-- START EXTRACTED INFORMATION --

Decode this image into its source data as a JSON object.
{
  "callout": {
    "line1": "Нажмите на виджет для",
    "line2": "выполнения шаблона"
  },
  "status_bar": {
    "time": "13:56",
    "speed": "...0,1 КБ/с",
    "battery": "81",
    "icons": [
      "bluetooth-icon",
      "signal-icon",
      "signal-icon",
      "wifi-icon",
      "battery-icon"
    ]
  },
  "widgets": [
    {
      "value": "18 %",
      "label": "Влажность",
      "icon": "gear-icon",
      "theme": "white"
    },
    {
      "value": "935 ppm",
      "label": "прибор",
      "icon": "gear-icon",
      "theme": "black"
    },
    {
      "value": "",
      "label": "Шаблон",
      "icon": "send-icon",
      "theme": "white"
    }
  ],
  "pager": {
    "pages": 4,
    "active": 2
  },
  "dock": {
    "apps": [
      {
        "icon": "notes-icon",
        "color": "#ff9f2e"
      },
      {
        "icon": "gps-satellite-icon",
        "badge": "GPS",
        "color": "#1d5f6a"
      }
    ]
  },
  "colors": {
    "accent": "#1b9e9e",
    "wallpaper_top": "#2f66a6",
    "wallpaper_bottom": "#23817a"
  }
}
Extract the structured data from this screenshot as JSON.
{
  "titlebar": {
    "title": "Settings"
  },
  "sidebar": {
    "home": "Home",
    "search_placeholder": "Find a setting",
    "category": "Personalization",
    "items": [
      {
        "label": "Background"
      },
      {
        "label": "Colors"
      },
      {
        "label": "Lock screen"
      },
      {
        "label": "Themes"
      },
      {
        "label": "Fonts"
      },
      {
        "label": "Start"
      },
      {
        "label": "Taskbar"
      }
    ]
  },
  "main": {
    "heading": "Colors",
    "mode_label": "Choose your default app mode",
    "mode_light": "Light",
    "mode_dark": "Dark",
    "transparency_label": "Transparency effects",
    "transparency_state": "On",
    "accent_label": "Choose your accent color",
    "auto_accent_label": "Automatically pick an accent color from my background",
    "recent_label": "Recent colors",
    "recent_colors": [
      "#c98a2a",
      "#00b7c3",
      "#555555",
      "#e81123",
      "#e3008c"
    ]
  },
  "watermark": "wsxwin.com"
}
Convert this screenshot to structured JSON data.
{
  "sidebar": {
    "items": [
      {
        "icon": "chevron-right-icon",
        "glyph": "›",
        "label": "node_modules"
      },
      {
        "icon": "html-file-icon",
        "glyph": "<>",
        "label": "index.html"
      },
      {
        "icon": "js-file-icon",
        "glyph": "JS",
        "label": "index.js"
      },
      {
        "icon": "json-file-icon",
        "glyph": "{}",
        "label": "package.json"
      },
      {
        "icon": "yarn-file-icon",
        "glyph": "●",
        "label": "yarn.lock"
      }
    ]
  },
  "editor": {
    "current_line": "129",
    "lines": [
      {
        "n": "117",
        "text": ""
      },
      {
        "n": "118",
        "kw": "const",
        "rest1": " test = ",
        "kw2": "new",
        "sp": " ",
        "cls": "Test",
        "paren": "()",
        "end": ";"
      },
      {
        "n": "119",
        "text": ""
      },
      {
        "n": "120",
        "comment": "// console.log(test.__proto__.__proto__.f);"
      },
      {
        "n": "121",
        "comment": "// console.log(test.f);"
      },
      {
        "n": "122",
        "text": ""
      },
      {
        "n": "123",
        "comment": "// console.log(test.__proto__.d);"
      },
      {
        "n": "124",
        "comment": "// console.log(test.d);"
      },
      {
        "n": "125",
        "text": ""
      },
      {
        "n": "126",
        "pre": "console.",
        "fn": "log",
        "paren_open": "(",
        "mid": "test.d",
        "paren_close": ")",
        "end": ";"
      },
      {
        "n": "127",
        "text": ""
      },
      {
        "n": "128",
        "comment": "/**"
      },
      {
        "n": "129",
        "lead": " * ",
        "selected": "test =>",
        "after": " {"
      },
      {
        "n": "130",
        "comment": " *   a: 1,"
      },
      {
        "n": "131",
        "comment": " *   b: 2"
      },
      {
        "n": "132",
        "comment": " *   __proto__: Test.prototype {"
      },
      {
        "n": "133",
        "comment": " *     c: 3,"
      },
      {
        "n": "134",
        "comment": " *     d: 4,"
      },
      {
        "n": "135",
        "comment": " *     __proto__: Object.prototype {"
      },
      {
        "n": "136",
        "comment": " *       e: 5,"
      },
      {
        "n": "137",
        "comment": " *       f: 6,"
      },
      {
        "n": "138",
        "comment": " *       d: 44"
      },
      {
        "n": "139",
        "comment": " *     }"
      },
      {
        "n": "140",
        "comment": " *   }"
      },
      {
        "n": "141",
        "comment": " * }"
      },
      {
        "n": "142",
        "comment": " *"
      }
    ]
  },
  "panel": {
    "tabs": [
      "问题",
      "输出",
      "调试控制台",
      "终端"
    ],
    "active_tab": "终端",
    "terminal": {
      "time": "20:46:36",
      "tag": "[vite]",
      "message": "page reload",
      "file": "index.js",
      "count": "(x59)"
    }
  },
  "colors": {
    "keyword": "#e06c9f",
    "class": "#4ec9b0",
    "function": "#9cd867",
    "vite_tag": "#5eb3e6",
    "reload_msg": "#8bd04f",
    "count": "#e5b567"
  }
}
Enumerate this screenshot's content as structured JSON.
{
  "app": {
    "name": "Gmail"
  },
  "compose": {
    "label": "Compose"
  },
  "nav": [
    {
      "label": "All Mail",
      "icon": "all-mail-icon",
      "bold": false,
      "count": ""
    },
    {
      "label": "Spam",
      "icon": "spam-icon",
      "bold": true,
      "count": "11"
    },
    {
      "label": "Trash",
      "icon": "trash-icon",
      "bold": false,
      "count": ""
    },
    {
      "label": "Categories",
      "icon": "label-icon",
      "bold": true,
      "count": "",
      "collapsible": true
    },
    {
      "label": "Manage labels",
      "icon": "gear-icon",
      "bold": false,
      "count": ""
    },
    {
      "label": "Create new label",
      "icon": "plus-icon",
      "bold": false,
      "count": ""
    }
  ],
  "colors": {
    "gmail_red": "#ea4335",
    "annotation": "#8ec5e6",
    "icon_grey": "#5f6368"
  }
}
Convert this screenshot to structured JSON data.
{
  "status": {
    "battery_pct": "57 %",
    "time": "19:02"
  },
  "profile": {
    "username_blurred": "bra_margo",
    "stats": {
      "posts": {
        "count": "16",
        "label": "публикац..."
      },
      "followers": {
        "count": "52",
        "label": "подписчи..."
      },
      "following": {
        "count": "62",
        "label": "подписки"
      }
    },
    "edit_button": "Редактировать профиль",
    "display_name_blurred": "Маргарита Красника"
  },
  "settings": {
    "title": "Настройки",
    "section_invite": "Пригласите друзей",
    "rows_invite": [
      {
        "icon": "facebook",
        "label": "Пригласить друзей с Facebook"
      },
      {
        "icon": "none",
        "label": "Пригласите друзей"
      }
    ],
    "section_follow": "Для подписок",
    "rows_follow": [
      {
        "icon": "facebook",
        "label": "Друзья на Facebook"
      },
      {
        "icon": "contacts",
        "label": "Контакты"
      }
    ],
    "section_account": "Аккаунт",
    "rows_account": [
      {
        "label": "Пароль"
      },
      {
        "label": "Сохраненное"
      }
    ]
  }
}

-- END EXTRACTED INFORMATION --

_WHAT TO PRODUCE_: Restate each entry exactly, skipping none.

_COMPLETE ANSWER_:
Decode this image into its source data as a JSON object.
{
  "callout": {
    "line1": "Нажмите на виджет для",
    "line2": "выполнения шаблона"
  },
  "status_bar": {
    "time": "13:56",
    "speed": "...0,1 КБ/с",
    "battery": "81",
    "icons": [
      "bluetooth-icon",
      "signal-icon",
      "signal-icon",
      "wifi-icon",
      "battery-icon"
    ]
  },
  "widgets": [
    {
      "value": "18 %",
      "label": "Влажность",
      "icon": "gear-icon",
      "theme": "white"
    },
    {
      "value": "935 ppm",
      "label": "прибор",
      "icon": "gear-icon",
      "theme": "black"
    },
    {
      "value": "",
      "label": "Шаблон",
      "icon": "send-icon",
      "theme": "white"
    }
  ],
  "pager": {
    "pages": 4,
    "active": 2
  },
  "dock": {
    "apps": [
      {
        "icon": "notes-icon",
        "color": "#ff9f2e"
      },
      {
        "icon": "gps-satellite-icon",
        "badge": "GPS",
        "color": "#1d5f6a"
      }
    ]
  },
  "colors": {
    "accent": "#1b9e9e",
    "wallpaper_top": "#2f66a6",
    "wallpaper_bottom": "#23817a"
  }
}
Extract the structured data from this screenshot as JSON.
{
  "titlebar": {
    "title": "Settings"
  },
  "sidebar": {
    "home": "Home",
    "search_placeholder": "Find a setting",
    "category": "Personalization",
    "items": [
      {
        "label": "Background"
      },
      {
        "label": "Colors"
      },
      {
        "label": "Lock screen"
      },
      {
        "label": "Themes"
      },
      {
        "label": "Fonts"
      },
      {
        "label": "Start"
      },
      {
        "label": "Taskbar"
      }
    ]
  },
  "main": {
    "heading": "Colors",
    "mode_label": "Choose your default app mode",
    "mode_light": "Light",
    "mode_dark": "Dark",
    "transparency_label": "Transparency effects",
    "transparency_state": "On",
    "accent_label": "Choose your accent color",
    "auto_accent_label": "Automatically pick an accent color from my background",
    "recent_label": "Recent colors",
    "recent_colors": [
      "#c98a2a",
      "#00b7c3",
      "#555555",
      "#e81123",
      "#e3008c"
    ]
  },
  "watermark": "wsxwin.com"
}
Convert this screenshot to structured JSON data.
{
  "sidebar": {
    "items": [
      {
        "icon": "chevron-right-icon",
        "glyph": "›",
        "label": "node_modules"
      },
      {
        "icon": "html-file-icon",
        "glyph": "<>",
        "label": "index.html"
      },
      {
        "icon": "js-file-icon",
        "glyph": "JS",
        "label": "index.js"
      },
      {
        "icon": "json-file-icon",
        "glyph": "{}",
        "label": "package.json"
      },
      {
        "icon": "yarn-file-icon",
        "glyph": "●",
        "label": "yarn.lock"
      }
    ]
  },
  "editor": {
    "current_line": "129",
    "lines": [
      {
        "n": "117",
        "text": ""
      },
      {
        "n": "118",
        "kw": "const",
        "rest1": " test = ",
        "kw2": "new",
        "sp": " ",
        "cls": "Test",
        "paren": "()",
        "end": ";"
      },
      {
        "n": "119",
        "text": ""
      },
      {
        "n": "120",
        "comment": "// console.log(test.__proto__.__proto__.f);"
      },
      {
        "n": "121",
        "comment": "// console.log(test.f);"
      },
      {
        "n": "122",
        "text": ""
      },
      {
        "n": "123",
        "comment": "// console.log(test.__proto__.d);"
      },
      {
        "n": "124",
        "comment": "// console.log(test.d);"
      },
      {
        "n": "125",
        "text": ""
      },
      {
        "n": "126",
        "pre": "console.",
        "fn": "log",
        "paren_open": "(",
        "mid": "test.d",
        "paren_close": ")",
        "end": ";"
      },
      {
        "n": "127",
        "text": ""
      },
      {
        "n": "128",
        "comment": "/**"
      },
      {
        "n": "129",
        "lead": " * ",
        "selected": "test =>",
        "after": " {"
      },
      {
        "n": "130",
        "comment": " *   a: 1,"
      },
      {
        "n": "131",
        "comment": " *   b: 2"
      },
      {
        "n": "132",
        "comment": " *   __proto__: Test.prototype {"
      },
      {
        "n": "133",
        "comment": " *     c: 3,"
      },
      {
        "n": "134",
        "comment": " *     d: 4,"
      },
      {
        "n": "135",
        "comment": " *     __proto__: Object.prototype {"
      },
      {
        "n": "136",
        "comment": " *       e: 5,"
      },
      {
        "n": "137",
        "comment": " *       f: 6,"
      },
      {
        "n": "138",
        "comment": " *       d: 44"
      },
      {
        "n": "139",
        "comment": " *     }"
      },
      {
        "n": "140",
        "comment": " *   }"
      },
      {
        "n": "141",
        "comment": " * }"
      },
      {
        "n": "142",
        "comment": " *"
      }
    ]
  },
  "panel": {
    "tabs": [
      "问题",
      "输出",
      "调试控制台",
      "终端"
    ],
    "active_tab": "终端",
    "terminal": {
      "time": "20:46:36",
      "tag": "[vite]",
      "message": "page reload",
      "file": "index.js",
      "count": "(x59)"
    }
  },
  "colors": {
    "keyword": "#e06c9f",
    "class": "#4ec9b0",
    "function": "#9cd867",
    "vite_tag": "#5eb3e6",
    "reload_msg": "#8bd04f",
    "count": "#e5b567"
  }
}
Enumerate this screenshot's content as structured JSON.
{
  "app": {
    "name": "Gmail"
  },
  "compose": {
    "label": "Compose"
  },
  "nav": [
    {
      "label": "All Mail",
      "icon": "all-mail-icon",
      "bold": false,
      "count": ""
    },
    {
      "label": "Spam",
      "icon": "spam-icon",
      "bold": true,
      "count": "11"
    },
    {
      "label": "Trash",
      "icon": "trash-icon",
      "bold": false,
      "count": ""
    },
    {
      "label": "Categories",
      "icon": "label-icon",
      "bold": true,
      "count": "",
      "collapsible": true
    },
    {
      "label": "Manage labels",
      "icon": "gear-icon",
      "bold": false,
      "count": ""
    },
    {
      "label": "Create new label",
      "icon": "plus-icon",
      "bold": false,
      "count": ""
    }
  ],
  "colors": {
    "gmail_red": "#ea4335",
    "annotation": "#8ec5e6",
    "icon_grey": "#5f6368"
  }
}
Convert this screenshot to structured JSON data.
{
  "status": {
    "battery_pct": "57 %",
    "time": "19:02"
  },
  "profile": {
    "username_blurred": "bra_margo",
    "stats": {
      "posts": {
        "count": "16",
        "label": "публикац..."
      },
      "followers": {
        "count": "52",
        "label": "подписчи..."
      },
      "following": {
        "count": "62",
        "label": "подписки"
      }
    },
    "edit_button": "Редактировать профиль",
    "display_name_blurred": "Маргарита Красника"
  },
  "settings": {
    "title": "Настройки",
    "section_invite": "Пригласите друзей",
    "rows_invite": [
      {
        "icon": "facebook",
        "label": "Пригласить друзей с Facebook"
      },
      {
        "icon": "none",
        "label": "Пригласите друзей"
      }
    ],
    "section_follow": "Для подписок",
    "rows_follow": [
      {
        "icon": "facebook",
        "label": "Друзья на Facebook"
      },
      {
        "icon": "contacts",
        "label": "Контакты"
      }
    ],
    "section_account": "Аккаунт",
    "rows_account": [
      {
        "label": "Пароль"
      },
      {
        "label": "Сохраненное"
      }
    ]
  }
}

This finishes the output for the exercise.